**Stated goal:** Take all the material and copy it exactly.

**A block of data:**
+ + + + +

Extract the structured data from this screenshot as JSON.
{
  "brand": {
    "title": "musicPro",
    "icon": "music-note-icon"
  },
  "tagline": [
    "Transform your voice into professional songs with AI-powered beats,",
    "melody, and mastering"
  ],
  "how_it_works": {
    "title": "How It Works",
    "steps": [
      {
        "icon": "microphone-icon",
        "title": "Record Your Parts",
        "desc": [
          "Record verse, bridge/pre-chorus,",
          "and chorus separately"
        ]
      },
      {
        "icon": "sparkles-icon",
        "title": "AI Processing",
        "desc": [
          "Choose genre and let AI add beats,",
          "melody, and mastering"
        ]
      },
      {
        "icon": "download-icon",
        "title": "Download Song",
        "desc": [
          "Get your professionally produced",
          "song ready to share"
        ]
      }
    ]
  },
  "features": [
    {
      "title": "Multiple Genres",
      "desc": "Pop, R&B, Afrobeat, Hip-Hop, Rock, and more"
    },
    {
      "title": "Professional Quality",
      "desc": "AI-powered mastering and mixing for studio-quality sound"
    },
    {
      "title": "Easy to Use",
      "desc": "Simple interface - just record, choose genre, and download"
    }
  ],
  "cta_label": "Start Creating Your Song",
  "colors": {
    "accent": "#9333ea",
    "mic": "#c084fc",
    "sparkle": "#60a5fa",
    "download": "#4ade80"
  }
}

+ + + + +

**Response to the exercise:**
Extract the structured data from this screenshot as JSON.
{
  "brand": {
    "title": "musicPro",
    "icon": "music-note-icon"
  },
  "tagline": [
    "Transform your voice into professional songs with AI-powered beats,",
    "melody, and mastering"
  ],
  "how_it_works": {
    "title": "How It Works",
    "steps": [
      {
        "icon": "microphone-icon",
        "title": "Record Your Parts",
        "desc": [
          "Record verse, bridge/pre-chorus,",
          "and chorus separately"
        ]
      },
      {
        "icon": "sparkles-icon",
        "title": "AI Processing",
        "desc": [
          "Choose genre and let AI add beats,",
          "melody, and mastering"
        ]
      },
      {
        "icon": "download-icon",
        "title": "Download Song",
        "desc": [
          "Get your professionally produced",
          "song ready to share"
        ]
      }
    ]
  },
  "features": [
    {
      "title": "Multiple Genres",
      "desc": "Pop, R&B, Afrobeat, Hip-Hop, Rock, and more"
    },
    {
      "title": "Professional Quality",
      "desc": "AI-powered mastering and mixing for studio-quality sound"
    },
    {
      "title": "Easy to Use",
      "desc": "Simple interface - just record, choose genre, and download"
    }
  ],
  "cta_label": "Start Creating Your Song",
  "colors": {
    "accent": "#9333ea",
    "mic": "#c084fc",
    "sparkle": "#60a5fa",
    "download": "#4ade80"
  }
}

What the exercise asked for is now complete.